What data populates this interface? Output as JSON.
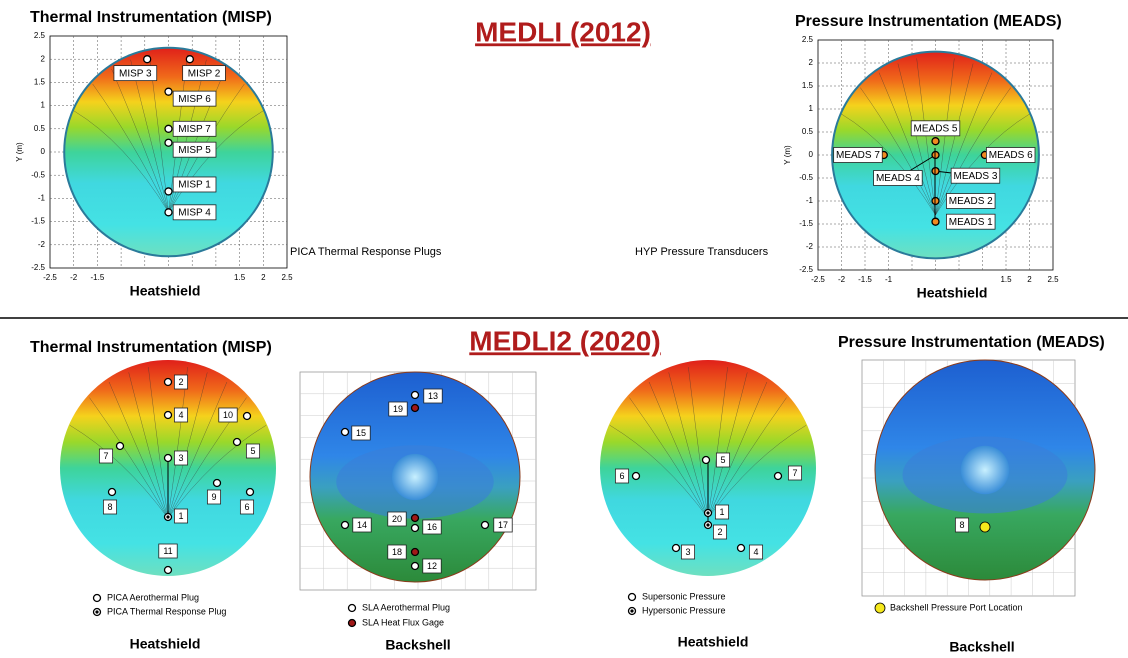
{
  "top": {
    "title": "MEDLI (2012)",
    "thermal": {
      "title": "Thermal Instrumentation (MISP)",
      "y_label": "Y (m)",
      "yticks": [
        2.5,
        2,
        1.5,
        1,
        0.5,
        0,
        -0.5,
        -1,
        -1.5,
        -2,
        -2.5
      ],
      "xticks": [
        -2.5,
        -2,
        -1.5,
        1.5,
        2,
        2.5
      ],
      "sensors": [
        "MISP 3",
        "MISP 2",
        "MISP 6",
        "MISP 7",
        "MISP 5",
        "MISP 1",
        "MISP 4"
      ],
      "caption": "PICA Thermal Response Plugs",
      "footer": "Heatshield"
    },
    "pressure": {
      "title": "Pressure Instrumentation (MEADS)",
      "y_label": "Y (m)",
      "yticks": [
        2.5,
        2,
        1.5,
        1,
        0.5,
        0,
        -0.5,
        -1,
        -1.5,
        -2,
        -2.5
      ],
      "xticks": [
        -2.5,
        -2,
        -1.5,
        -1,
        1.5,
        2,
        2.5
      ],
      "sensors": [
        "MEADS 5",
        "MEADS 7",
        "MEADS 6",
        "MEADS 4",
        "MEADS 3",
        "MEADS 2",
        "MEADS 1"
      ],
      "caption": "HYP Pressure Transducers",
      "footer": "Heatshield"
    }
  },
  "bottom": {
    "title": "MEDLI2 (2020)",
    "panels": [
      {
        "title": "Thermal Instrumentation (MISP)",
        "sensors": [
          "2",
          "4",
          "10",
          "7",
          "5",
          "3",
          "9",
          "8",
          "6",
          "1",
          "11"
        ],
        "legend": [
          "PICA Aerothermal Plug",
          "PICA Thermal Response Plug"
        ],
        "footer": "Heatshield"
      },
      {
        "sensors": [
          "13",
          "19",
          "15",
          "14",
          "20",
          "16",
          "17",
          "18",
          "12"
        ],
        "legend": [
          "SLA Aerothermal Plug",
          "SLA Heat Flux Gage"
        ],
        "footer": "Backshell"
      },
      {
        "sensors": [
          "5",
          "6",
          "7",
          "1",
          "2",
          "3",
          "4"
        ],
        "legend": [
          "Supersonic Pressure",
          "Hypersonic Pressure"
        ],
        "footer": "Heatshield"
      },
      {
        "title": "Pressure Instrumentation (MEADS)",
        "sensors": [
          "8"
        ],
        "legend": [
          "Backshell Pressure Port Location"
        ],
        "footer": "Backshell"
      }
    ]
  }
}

> Exercise directions
Pick out the lines that contain "PICA" and copy them.

> Full answer
      "caption": "PICA Thermal Response Plugs",
          "PICA Aerothermal Plug",
          "PICA Thermal Response Plug"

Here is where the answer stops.